Material to process:
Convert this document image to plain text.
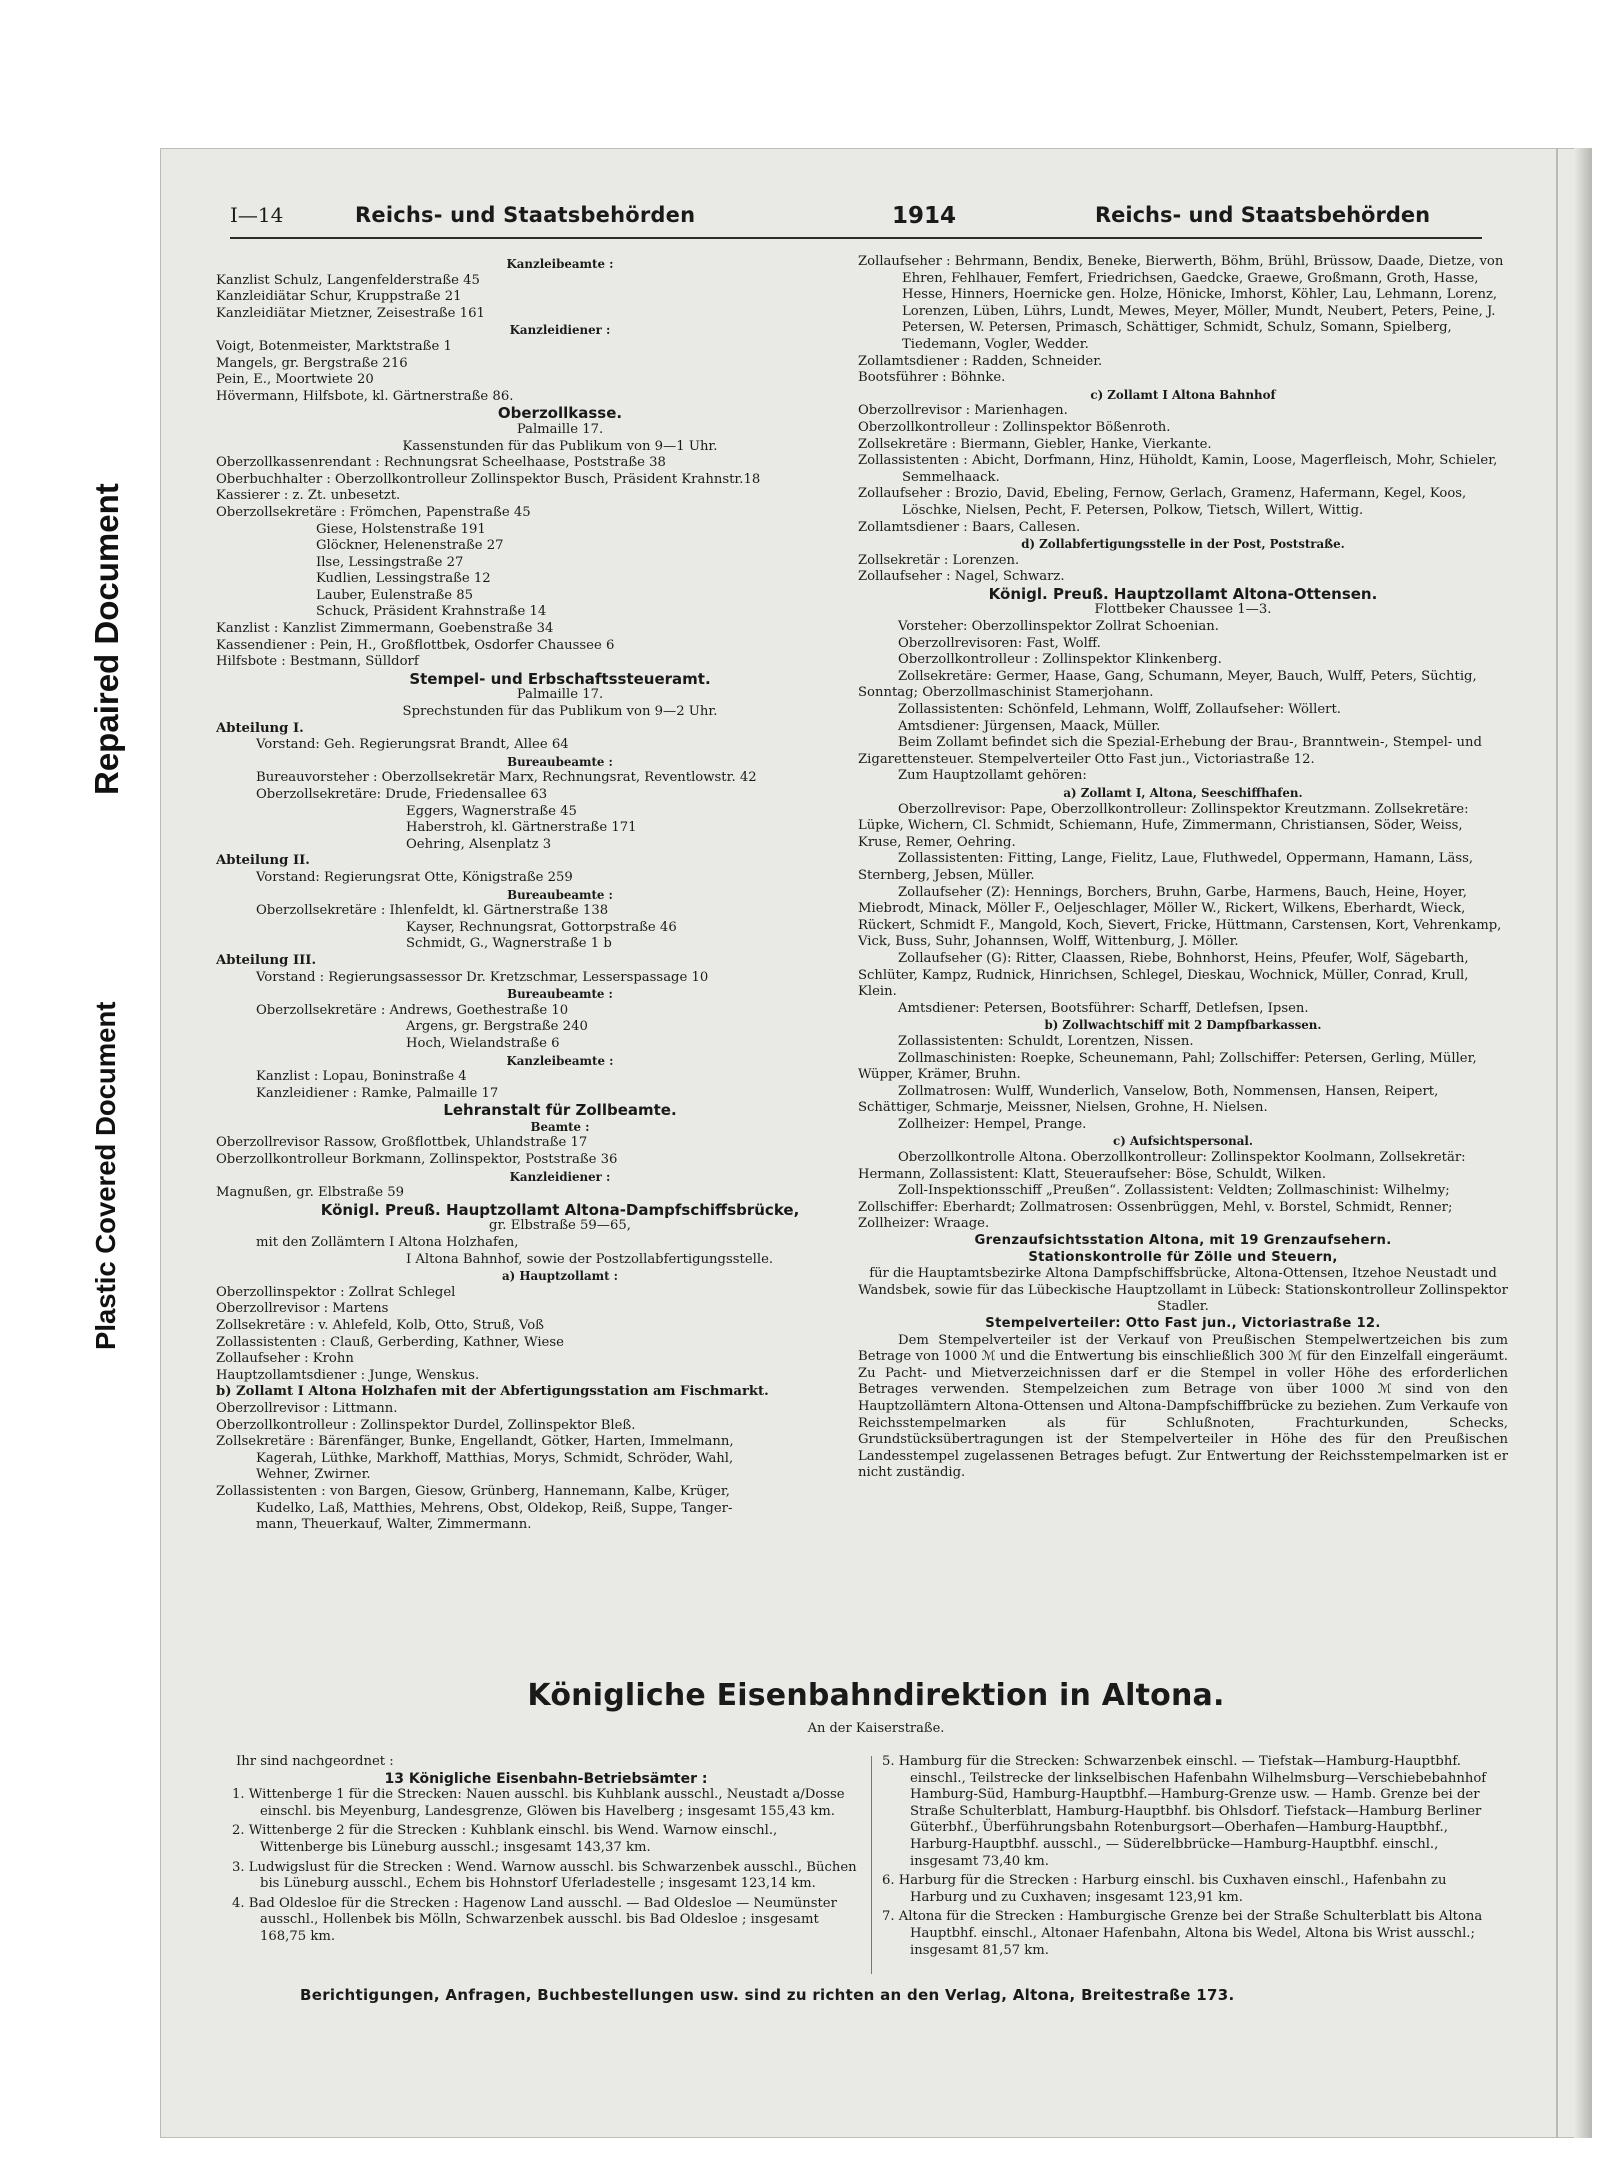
Repaired Document
Plastic Covered Document
I—14	Reichs- und Staatsbehörden	1914	Reichs- und Staatsbehörden
Kanzleibeamte :
Kanzlist Schulz, Langenfelderstraße 45
Kanzleidiätar Schur, Kruppstraße 21
Kanzleidiätar Mietzner, Zeisestraße 161
Kanzleidiener :
Voigt, Botenmeister, Marktstraße 1
Mangels, gr. Bergstraße 216
Pein, E., Moortwiete 20
Hövermann, Hilfsbote, kl. Gärtnerstraße 86.
Oberzollkasse.
Palmaille 17.
Kassenstunden für das Publikum von 9—1 Uhr.
Oberzollkassenrendant : Rechnungsrat Scheelhaase, Poststraße 38
Oberbuchhalter : Oberzollkontrolleur Zollinspektor Busch, Präsident Krahnstr.18
Kassierer : z. Zt. unbesetzt.
Oberzollsekretäre : Frömchen, Papenstraße 45
Giese, Holstenstraße 191
Glöckner, Helenenstraße 27
Ilse, Lessingstraße 27
Kudlien, Lessingstraße 12
Lauber, Eulenstraße 85
Schuck, Präsident Krahnstraße 14
Kanzlist : Kanzlist Zimmermann, Goebenstraße 34
Kassendiener : Pein, H., Großflottbek, Osdorfer Chaussee 6
Hilfsbote : Bestmann, Sülldorf
Stempel- und Erbschaftssteueramt.
Palmaille 17.
Sprechstunden für das Publikum von 9—2 Uhr.
Abteilung I.
Vorstand: Geh. Regierungsrat Brandt, Allee 64
Bureaubeamte :
Bureauvorsteher : Oberzollsekretär Marx, Rechnungsrat, Reventlowstr. 42
Oberzollsekretäre: Drude, Friedensallee 63
Eggers, Wagnerstraße 45
Haberstroh, kl. Gärtnerstraße 171
Oehring, Alsenplatz 3
Abteilung II.
Vorstand: Regierungsrat Otte, Königstraße 259
Bureaubeamte :
Oberzollsekretäre : Ihlenfeldt, kl. Gärtnerstraße 138
Kayser, Rechnungsrat, Gottorpstraße 46
Schmidt, G., Wagnerstraße 1 b
Abteilung III.
Vorstand : Regierungsassessor Dr. Kretzschmar, Lesserspassage 10
Bureaubeamte :
Oberzollsekretäre : Andrews, Goethestraße 10
Argens, gr. Bergstraße 240
Hoch, Wielandstraße 6
Kanzleibeamte :
Kanzlist : Lopau, Boninstraße 4
Kanzleidiener : Ramke, Palmaille 17
Lehranstalt für Zollbeamte.
Beamte :
Oberzollrevisor Rassow, Großflottbek, Uhlandstraße 17
Oberzollkontrolleur Borkmann, Zollinspektor, Poststraße 36
Kanzleidiener :
Magnußen, gr. Elbstraße 59
Königl. Preuß. Hauptzollamt Altona-Dampfschiffsbrücke,
gr. Elbstraße 59—65,
mit den Zollämtern I Altona Holzhafen,
I Altona Bahnhof, sowie der Postzollabfertigungsstelle.
a) Hauptzollamt :
Oberzollinspektor : Zollrat Schlegel
Oberzollrevisor : Martens
Zollsekretäre : v. Ahlefeld, Kolb, Otto, Struß, Voß
Zollassistenten : Clauß, Gerberding, Kathner, Wiese
Zollaufseher : Krohn
Hauptzollamtsdiener : Junge, Wenskus.
b) Zollamt I Altona Holzhafen mit der Abfertigungsstation am Fischmarkt.
Oberzollrevisor : Littmann.
Oberzollkontrolleur : Zollinspektor Durdel, Zollinspektor Bleß.
Zollsekretäre : Bärenfänger, Bunke, Engellandt, Götker, Harten, Immelmann,
Kagerah, Lüthke, Markhoff, Matthias, Morys, Schmidt, Schröder, Wahl,
Wehner, Zwirner.
Zollassistenten : von Bargen, Giesow, Grünberg, Hannemann, Kalbe, Krüger,
Kudelko, Laß, Matthies, Mehrens, Obst, Oldekop, Reiß, Suppe, Tanger-
mann, Theuerkauf, Walter, Zimmermann.
Zollaufseher : Behrmann, Bendix, Beneke, Bierwerth, Böhm, Brühl, Brüssow, Daade, Dietze, von Ehren, Fehlhauer, Femfert, Friedrichsen, Gaedcke, Graewe, Großmann, Groth, Hasse, Hesse, Hinners, Hoernicke gen. Holze, Hönicke, Imhorst, Köhler, Lau, Lehmann, Lorenz, Lorenzen, Lüben, Lührs, Lundt, Mewes, Meyer, Möller, Mundt, Neubert, Peters, Peine, J. Petersen, W. Petersen, Primasch, Schättiger, Schmidt, Schulz, Somann, Spielberg, Tiedemann, Vogler, Wedder.
Zollamtsdiener : Radden, Schneider.
Bootsführer : Böhnke.
c) Zollamt I Altona Bahnhof
Oberzollrevisor : Marienhagen.
Oberzollkontrolleur : Zollinspektor Bößenroth.
Zollsekretäre : Biermann, Giebler, Hanke, Vierkante.
Zollassistenten : Abicht, Dorfmann, Hinz, Hüholdt, Kamin, Loose, Magerfleisch, Mohr, Schieler, Semmelhaack.
Zollaufseher : Brozio, David, Ebeling, Fernow, Gerlach, Gramenz, Hafermann, Kegel, Koos, Löschke, Nielsen, Pecht, F. Petersen, Polkow, Tietsch, Willert, Wittig.
Zollamtsdiener : Baars, Callesen.
d) Zollabfertigungsstelle in der Post, Poststraße.
Zollsekretär : Lorenzen.
Zollaufseher : Nagel, Schwarz.
Königl. Preuß. Hauptzollamt Altona-Ottensen.
Flottbeker Chaussee 1—3.
Vorsteher: Oberzollinspektor Zollrat Schoenian.
Oberzollrevisoren: Fast, Wolff.
Oberzollkontrolleur : Zollinspektor Klinkenberg.
Zollsekretäre: Germer, Haase, Gang, Schumann, Meyer, Bauch, Wulff, Peters, Süchtig, Sonntag; Oberzollmaschinist Stamerjohann.
Zollassistenten: Schönfeld, Lehmann, Wolff, Zollaufseher: Wöllert.
Amtsdiener: Jürgensen, Maack, Müller.
Beim Zollamt befindet sich die Spezial-Erhebung der Brau-, Branntwein-, Stempel- und Zigarettensteuer. Stempelverteiler Otto Fast jun., Victoriastraße 12.
Zum Hauptzollamt gehören:
a) Zollamt I, Altona, Seeschiffhafen.
Oberzollrevisor: Pape, Oberzollkontrolleur: Zollinspektor Kreutzmann. Zollsekretäre: Lüpke, Wichern, Cl. Schmidt, Schiemann, Hufe, Zimmermann, Christiansen, Söder, Weiss, Kruse, Remer, Oehring.
Zollassistenten: Fitting, Lange, Fielitz, Laue, Fluthwedel, Oppermann, Hamann, Läss, Sternberg, Jebsen, Müller.
Zollaufseher (Z): Hennings, Borchers, Bruhn, Garbe, Harmens, Bauch, Heine, Hoyer, Miebrodt, Minack, Möller F., Oeljeschlager, Möller W., Rickert, Wilkens, Eberhardt, Wieck, Rückert, Schmidt F., Mangold, Koch, Sievert, Fricke, Hüttmann, Carstensen, Kort, Vehrenkamp, Vick, Buss, Suhr, Johannsen, Wolff, Wittenburg, J. Möller.
Zollaufseher (G): Ritter, Claassen, Riebe, Bohnhorst, Heins, Pfeufer, Wolf, Sägebarth, Schlüter, Kampz, Rudnick, Hinrichsen, Schlegel, Dieskau, Wochnick, Müller, Conrad, Krull, Klein.
Amtsdiener: Petersen, Bootsführer: Scharff, Detlefsen, Ipsen.
b) Zollwachtschiff mit 2 Dampfbarkassen.
Zollassistenten: Schuldt, Lorentzen, Nissen.
Zollmaschinisten: Roepke, Scheunemann, Pahl; Zollschiffer: Petersen, Gerling, Müller, Wüpper, Krämer, Bruhn.
Zollmatrosen: Wulff, Wunderlich, Vanselow, Both, Nommensen, Hansen, Reipert, Schättiger, Schmarje, Meissner, Nielsen, Grohne, H. Nielsen.
Zollheizer: Hempel, Prange.
c) Aufsichtspersonal.
Oberzollkontrolle Altona. Oberzollkontrolleur: Zollinspektor Koolmann, Zollsekretär: Hermann, Zollassistent: Klatt, Steueraufseher: Böse, Schuldt, Wilken.
Zoll-Inspektionsschiff „Preußen“. Zollassistent: Veldten; Zollmaschinist: Wilhelmy; Zollschiffer: Eberhardt; Zollmatrosen: Ossenbrüggen, Mehl, v. Borstel, Schmidt, Renner; Zollheizer: Wraage.
Grenzaufsichtsstation Altona, mit 19 Grenzaufsehern.
Stationskontrolle für Zölle und Steuern,
für die Hauptamtsbezirke Altona Dampfschiffsbrücke, Altona-Ottensen, Itzehoe Neustadt und Wandsbek, sowie für das Lübeckische Hauptzollamt in Lübeck: Stationskontrolleur Zollinspektor Stadler.
Stempelverteiler: Otto Fast jun., Victoriastraße 12.
Dem Stempelverteiler ist der Verkauf von Preußischen Stempelwertzeichen bis zum Betrage von 1000 ℳ und die Entwertung bis einschließlich 300 ℳ für den Einzelfall eingeräumt. Zu Pacht- und Mietverzeichnissen darf er die Stempel in voller Höhe des erforderlichen Betrages verwenden. Stempelzeichen zum Betrage von über 1000 ℳ sind von den Hauptzollämtern Altona-Ottensen und Altona-Dampfschiffbrücke zu beziehen. Zum Verkaufe von Reichsstempelmarken als für Schlußnoten, Frachturkunden, Schecks, Grundstücksübertragungen ist der Stempelverteiler in Höhe des für den Preußischen Landesstempel zugelassenen Betrages befugt. Zur Entwertung der Reichsstempelmarken ist er nicht zuständig.
Königliche Eisenbahndirektion in Altona.
An der Kaiserstraße.
Ihr sind nachgeordnet :
13 Königliche Eisenbahn-Betriebsämter :
1. Wittenberge 1 für die Strecken: Nauen ausschl. bis Kuhblank ausschl., Neustadt a/Dosse einschl. bis Meyenburg, Landesgrenze, Glöwen bis Havelberg ; insgesamt 155,43 km.
2. Wittenberge 2 für die Strecken : Kuhblank einschl. bis Wend. Warnow einschl., Wittenberge bis Lüneburg ausschl.; insgesamt 143,37 km.
3. Ludwigslust für die Strecken : Wend. Warnow ausschl. bis Schwarzenbek ausschl., Büchen bis Lüneburg ausschl., Echem bis Hohnstorf Uferladestelle ; insgesamt 123,14 km.
4. Bad Oldesloe für die Strecken : Hagenow Land ausschl. — Bad Oldesloe — Neumünster ausschl., Hollenbek bis Mölln, Schwarzenbek ausschl. bis Bad Oldesloe ; insgesamt 168,75 km.
5. Hamburg für die Strecken: Schwarzenbek einschl. — Tiefstak—Hamburg-Hauptbhf. einschl., Teilstrecke der linkselbischen Hafenbahn Wilhelmsburg—Verschiebebahnhof Hamburg-Süd, Hamburg-Hauptbhf.—Hamburg-Grenze usw. — Hamb. Grenze bei der Straße Schulterblatt, Hamburg-Hauptbhf. bis Ohlsdorf. Tiefstack—Hamburg Berliner Güterbhf., Überführungsbahn Rotenburgsort—Oberhafen—Hamburg-Hauptbhf., Harburg-Hauptbhf. ausschl., — Süderelbbrücke—Hamburg-Hauptbhf. einschl., insgesamt 73,40 km.
6. Harburg für die Strecken : Harburg einschl. bis Cuxhaven einschl., Hafenbahn zu Harburg und zu Cuxhaven; insgesamt 123,91 km.
7. Altona für die Strecken : Hamburgische Grenze bei der Straße Schulterblatt bis Altona Hauptbhf. einschl., Altonaer Hafenbahn, Altona bis Wedel, Altona bis Wrist ausschl.; insgesamt 81,57 km.
Berichtigungen, Anfragen, Buchbestellungen usw. sind zu richten an den Verlag, Altona, Breitestraße 173.
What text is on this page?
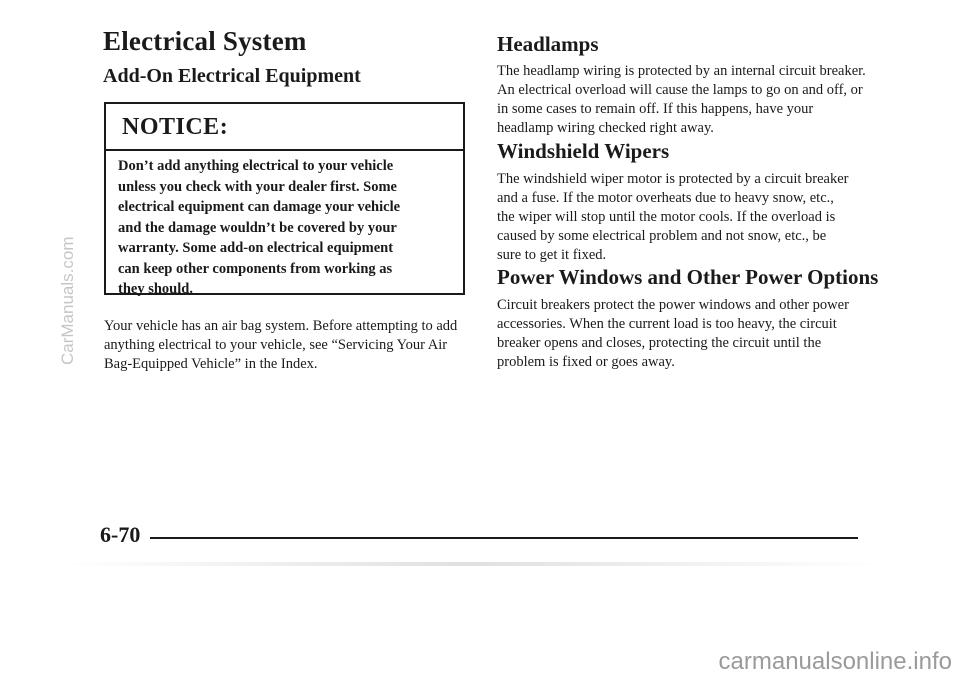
Electrical System
Add-On Electrical Equipment
NOTICE:

Don’t add anything electrical to your vehicle unless you check with your dealer first. Some electrical equipment can damage your vehicle and the damage wouldn’t be covered by your warranty. Some add-on electrical equipment can keep other components from working as they should.

Your vehicle has an air bag system. Before attempting to add anything electrical to your vehicle, see “Servicing Your Air Bag-Equipped Vehicle” in the Index.

Headlamps

The headlamp wiring is protected by an internal circuit breaker. An electrical overload will cause the lamps to go on and off, or in some cases to remain off. If this happens, have your headlamp wiring checked right away.

Windshield Wipers

The windshield wiper motor is protected by a circuit breaker and a fuse. If the motor overheats due to heavy snow, etc., the wiper will stop until the motor cools. If the overload is caused by some electrical problem and not snow, etc., be sure to get it fixed.

Power Windows and Other Power Options

Circuit breakers protect the power windows and other power accessories. When the current load is too heavy, the circuit breaker opens and closes, protecting the circuit until the problem is fixed or goes away.

6-70
CarManuals.com
carmanualsonline.info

Work required:
Omit the pictures and print again exactly the lines from the one with "What text is on this page?" through the final line of the entries, both ends included.

Exercise solution:
What text is on this page?
Electrical System
Add-On Electrical Equipment
NOTICE:

Don’t add anything electrical to your vehicle unless you check with your dealer first. Some electrical equipment can damage your vehicle and the damage wouldn’t be covered by your warranty. Some add-on electrical equipment can keep other components from working as they should.

Your vehicle has an air bag system. Before attempting to add anything electrical to your vehicle, see “Servicing Your Air Bag-Equipped Vehicle” in the Index.

Headlamps

The headlamp wiring is protected by an internal circuit breaker. An electrical overload will cause the lamps to go on and off, or in some cases to remain off. If this happens, have your headlamp wiring checked right away.

Windshield Wipers

The windshield wiper motor is protected by a circuit breaker and a fuse. If the motor overheats due to heavy snow, etc., the wiper will stop until the motor cools. If the overload is caused by some electrical problem and not snow, etc., be sure to get it fixed.

Power Windows and Other Power Options

Circuit breakers protect the power windows and other power accessories. When the current load is too heavy, the circuit breaker opens and closes, protecting the circuit until the problem is fixed or goes away.

6-70
CarManuals.com
carmanualsonline.info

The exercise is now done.